[Collection entries]
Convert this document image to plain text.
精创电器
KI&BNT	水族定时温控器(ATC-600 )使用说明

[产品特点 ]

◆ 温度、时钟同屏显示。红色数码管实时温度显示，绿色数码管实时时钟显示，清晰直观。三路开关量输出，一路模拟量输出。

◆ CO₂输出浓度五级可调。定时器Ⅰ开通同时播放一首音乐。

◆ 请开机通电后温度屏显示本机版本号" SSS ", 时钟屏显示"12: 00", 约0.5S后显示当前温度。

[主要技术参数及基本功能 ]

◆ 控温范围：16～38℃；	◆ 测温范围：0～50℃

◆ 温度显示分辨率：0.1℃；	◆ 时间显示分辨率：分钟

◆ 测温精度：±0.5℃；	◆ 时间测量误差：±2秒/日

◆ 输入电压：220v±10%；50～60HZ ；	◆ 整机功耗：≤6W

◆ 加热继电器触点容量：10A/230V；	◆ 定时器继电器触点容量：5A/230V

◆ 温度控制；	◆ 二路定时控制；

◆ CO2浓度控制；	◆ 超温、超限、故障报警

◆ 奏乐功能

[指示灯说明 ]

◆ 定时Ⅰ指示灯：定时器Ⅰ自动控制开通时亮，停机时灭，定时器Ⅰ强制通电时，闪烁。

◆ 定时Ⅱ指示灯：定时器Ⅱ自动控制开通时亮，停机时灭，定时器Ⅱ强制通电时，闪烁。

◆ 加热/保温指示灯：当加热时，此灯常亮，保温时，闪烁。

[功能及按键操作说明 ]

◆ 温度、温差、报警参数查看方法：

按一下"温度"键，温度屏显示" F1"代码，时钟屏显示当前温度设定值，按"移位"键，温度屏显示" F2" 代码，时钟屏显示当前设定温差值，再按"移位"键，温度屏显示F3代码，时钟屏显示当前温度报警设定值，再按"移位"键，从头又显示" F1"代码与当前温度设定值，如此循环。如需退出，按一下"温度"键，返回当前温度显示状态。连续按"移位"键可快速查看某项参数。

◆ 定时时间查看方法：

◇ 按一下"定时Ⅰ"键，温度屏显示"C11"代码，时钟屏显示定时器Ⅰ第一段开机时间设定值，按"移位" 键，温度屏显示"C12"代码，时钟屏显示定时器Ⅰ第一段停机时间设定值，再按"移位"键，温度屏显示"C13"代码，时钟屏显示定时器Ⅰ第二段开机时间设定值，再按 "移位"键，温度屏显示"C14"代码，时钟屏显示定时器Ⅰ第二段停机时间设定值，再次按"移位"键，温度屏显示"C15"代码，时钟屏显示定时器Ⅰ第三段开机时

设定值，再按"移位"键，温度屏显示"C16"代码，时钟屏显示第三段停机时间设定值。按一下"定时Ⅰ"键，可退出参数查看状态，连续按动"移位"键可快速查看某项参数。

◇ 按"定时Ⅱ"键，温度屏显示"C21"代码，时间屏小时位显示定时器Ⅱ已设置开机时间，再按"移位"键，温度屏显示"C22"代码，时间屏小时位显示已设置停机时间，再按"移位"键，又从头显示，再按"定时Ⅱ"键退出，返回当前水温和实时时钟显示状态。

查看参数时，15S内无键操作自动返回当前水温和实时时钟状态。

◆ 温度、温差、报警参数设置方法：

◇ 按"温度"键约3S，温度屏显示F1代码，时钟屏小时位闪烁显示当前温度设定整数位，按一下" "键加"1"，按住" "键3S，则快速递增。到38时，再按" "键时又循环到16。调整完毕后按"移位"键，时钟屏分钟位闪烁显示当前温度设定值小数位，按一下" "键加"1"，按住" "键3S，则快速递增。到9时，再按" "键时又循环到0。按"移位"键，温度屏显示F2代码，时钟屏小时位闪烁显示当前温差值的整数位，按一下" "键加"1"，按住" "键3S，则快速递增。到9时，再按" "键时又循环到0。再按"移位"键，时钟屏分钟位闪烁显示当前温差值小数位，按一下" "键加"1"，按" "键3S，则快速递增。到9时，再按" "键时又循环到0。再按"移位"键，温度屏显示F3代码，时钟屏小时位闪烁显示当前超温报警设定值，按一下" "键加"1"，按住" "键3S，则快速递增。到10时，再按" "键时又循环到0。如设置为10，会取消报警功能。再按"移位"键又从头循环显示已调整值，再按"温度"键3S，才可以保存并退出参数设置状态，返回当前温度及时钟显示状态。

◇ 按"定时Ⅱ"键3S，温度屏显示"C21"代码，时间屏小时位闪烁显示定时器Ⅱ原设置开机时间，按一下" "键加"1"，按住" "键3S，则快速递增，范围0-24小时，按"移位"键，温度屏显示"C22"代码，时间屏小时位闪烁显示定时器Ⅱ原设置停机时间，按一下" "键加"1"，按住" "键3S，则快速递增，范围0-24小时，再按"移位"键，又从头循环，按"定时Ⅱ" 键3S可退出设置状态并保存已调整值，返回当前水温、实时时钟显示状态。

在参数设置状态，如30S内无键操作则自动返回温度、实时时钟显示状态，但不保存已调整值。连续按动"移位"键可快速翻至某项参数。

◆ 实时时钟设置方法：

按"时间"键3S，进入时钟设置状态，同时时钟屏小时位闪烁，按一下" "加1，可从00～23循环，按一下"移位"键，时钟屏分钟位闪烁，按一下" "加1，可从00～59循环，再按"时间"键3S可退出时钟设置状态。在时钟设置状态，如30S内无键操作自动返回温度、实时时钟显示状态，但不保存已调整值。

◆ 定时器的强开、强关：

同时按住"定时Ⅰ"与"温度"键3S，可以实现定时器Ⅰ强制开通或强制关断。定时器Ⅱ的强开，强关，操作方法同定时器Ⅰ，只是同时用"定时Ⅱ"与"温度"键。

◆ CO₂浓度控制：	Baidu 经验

**Written request:** Copy every record above exactly as it appears.

**Response to the exercise:**
Convert this document image to plain text.
精创电器
KI&BNT	水族定时温控器(ATC-600 )使用说明

[产品特点 ]

◆ 温度、时钟同屏显示。红色数码管实时温度显示，绿色数码管实时时钟显示，清晰直观。三路开关量输出，一路模拟量输出。

◆ CO₂输出浓度五级可调。定时器Ⅰ开通同时播放一首音乐。

◆ 请开机通电后温度屏显示本机版本号" SSS ", 时钟屏显示"12: 00", 约0.5S后显示当前温度。

[主要技术参数及基本功能 ]

◆ 控温范围：16～38℃；	◆ 测温范围：0～50℃

◆ 温度显示分辨率：0.1℃；	◆ 时间显示分辨率：分钟

◆ 测温精度：±0.5℃；	◆ 时间测量误差：±2秒/日

◆ 输入电压：220v±10%；50～60HZ ；	◆ 整机功耗：≤6W

◆ 加热继电器触点容量：10A/230V；	◆ 定时器继电器触点容量：5A/230V

◆ 温度控制；	◆ 二路定时控制；

◆ CO2浓度控制；	◆ 超温、超限、故障报警

◆ 奏乐功能

[指示灯说明 ]

◆ 定时Ⅰ指示灯：定时器Ⅰ自动控制开通时亮，停机时灭，定时器Ⅰ强制通电时，闪烁。

◆ 定时Ⅱ指示灯：定时器Ⅱ自动控制开通时亮，停机时灭，定时器Ⅱ强制通电时，闪烁。

◆ 加热/保温指示灯：当加热时，此灯常亮，保温时，闪烁。

[功能及按键操作说明 ]

◆ 温度、温差、报警参数查看方法：

按一下"温度"键，温度屏显示" F1"代码，时钟屏显示当前温度设定值，按"移位"键，温度屏显示" F2" 代码，时钟屏显示当前设定温差值，再按"移位"键，温度屏显示F3代码，时钟屏显示当前温度报警设定值，再按"移位"键，从头又显示" F1"代码与当前温度设定值，如此循环。如需退出，按一下"温度"键，返回当前温度显示状态。连续按"移位"键可快速查看某项参数。

◆ 定时时间查看方法：

◇ 按一下"定时Ⅰ"键，温度屏显示"C11"代码，时钟屏显示定时器Ⅰ第一段开机时间设定值，按"移位" 键，温度屏显示"C12"代码，时钟屏显示定时器Ⅰ第一段停机时间设定值，再按"移位"键，温度屏显示"C13"代码，时钟屏显示定时器Ⅰ第二段开机时间设定值，再按 "移位"键，温度屏显示"C14"代码，时钟屏显示定时器Ⅰ第二段停机时间设定值，再次按"移位"键，温度屏显示"C15"代码，时钟屏显示定时器Ⅰ第三段开机时

设定值，再按"移位"键，温度屏显示"C16"代码，时钟屏显示第三段停机时间设定值。按一下"定时Ⅰ"键，可退出参数查看状态，连续按动"移位"键可快速查看某项参数。

◇ 按"定时Ⅱ"键，温度屏显示"C21"代码，时间屏小时位显示定时器Ⅱ已设置开机时间，再按"移位"键，温度屏显示"C22"代码，时间屏小时位显示已设置停机时间，再按"移位"键，又从头显示，再按"定时Ⅱ"键退出，返回当前水温和实时时钟显示状态。

查看参数时，15S内无键操作自动返回当前水温和实时时钟状态。

◆ 温度、温差、报警参数设置方法：

◇ 按"温度"键约3S，温度屏显示F1代码，时钟屏小时位闪烁显示当前温度设定整数位，按一下" "键加"1"，按住" "键3S，则快速递增。到38时，再按" "键时又循环到16。调整完毕后按"移位"键，时钟屏分钟位闪烁显示当前温度设定值小数位，按一下" "键加"1"，按住" "键3S，则快速递增。到9时，再按" "键时又循环到0。按"移位"键，温度屏显示F2代码，时钟屏小时位闪烁显示当前温差值的整数位，按一下" "键加"1"，按住" "键3S，则快速递增。到9时，再按" "键时又循环到0。再按"移位"键，时钟屏分钟位闪烁显示当前温差值小数位，按一下" "键加"1"，按" "键3S，则快速递增。到9时，再按" "键时又循环到0。再按"移位"键，温度屏显示F3代码，时钟屏小时位闪烁显示当前超温报警设定值，按一下" "键加"1"，按住" "键3S，则快速递增。到10时，再按" "键时又循环到0。如设置为10，会取消报警功能。再按"移位"键又从头循环显示已调整值，再按"温度"键3S，才可以保存并退出参数设置状态，返回当前温度及时钟显示状态。

◇ 按"定时Ⅱ"键3S，温度屏显示"C21"代码，时间屏小时位闪烁显示定时器Ⅱ原设置开机时间，按一下" "键加"1"，按住" "键3S，则快速递增，范围0-24小时，按"移位"键，温度屏显示"C22"代码，时间屏小时位闪烁显示定时器Ⅱ原设置停机时间，按一下" "键加"1"，按住" "键3S，则快速递增，范围0-24小时，再按"移位"键，又从头循环，按"定时Ⅱ" 键3S可退出设置状态并保存已调整值，返回当前水温、实时时钟显示状态。

在参数设置状态，如30S内无键操作则自动返回温度、实时时钟显示状态，但不保存已调整值。连续按动"移位"键可快速翻至某项参数。

◆ 实时时钟设置方法：

按"时间"键3S，进入时钟设置状态，同时时钟屏小时位闪烁，按一下" "加1，可从00～23循环，按一下"移位"键，时钟屏分钟位闪烁，按一下" "加1，可从00～59循环，再按"时间"键3S可退出时钟设置状态。在时钟设置状态，如30S内无键操作自动返回温度、实时时钟显示状态，但不保存已调整值。

◆ 定时器的强开、强关：

同时按住"定时Ⅰ"与"温度"键3S，可以实现定时器Ⅰ强制开通或强制关断。定时器Ⅱ的强开，强关，操作方法同定时器Ⅰ，只是同时用"定时Ⅱ"与"温度"键。

◆ CO₂浓度控制：	Baidu 经验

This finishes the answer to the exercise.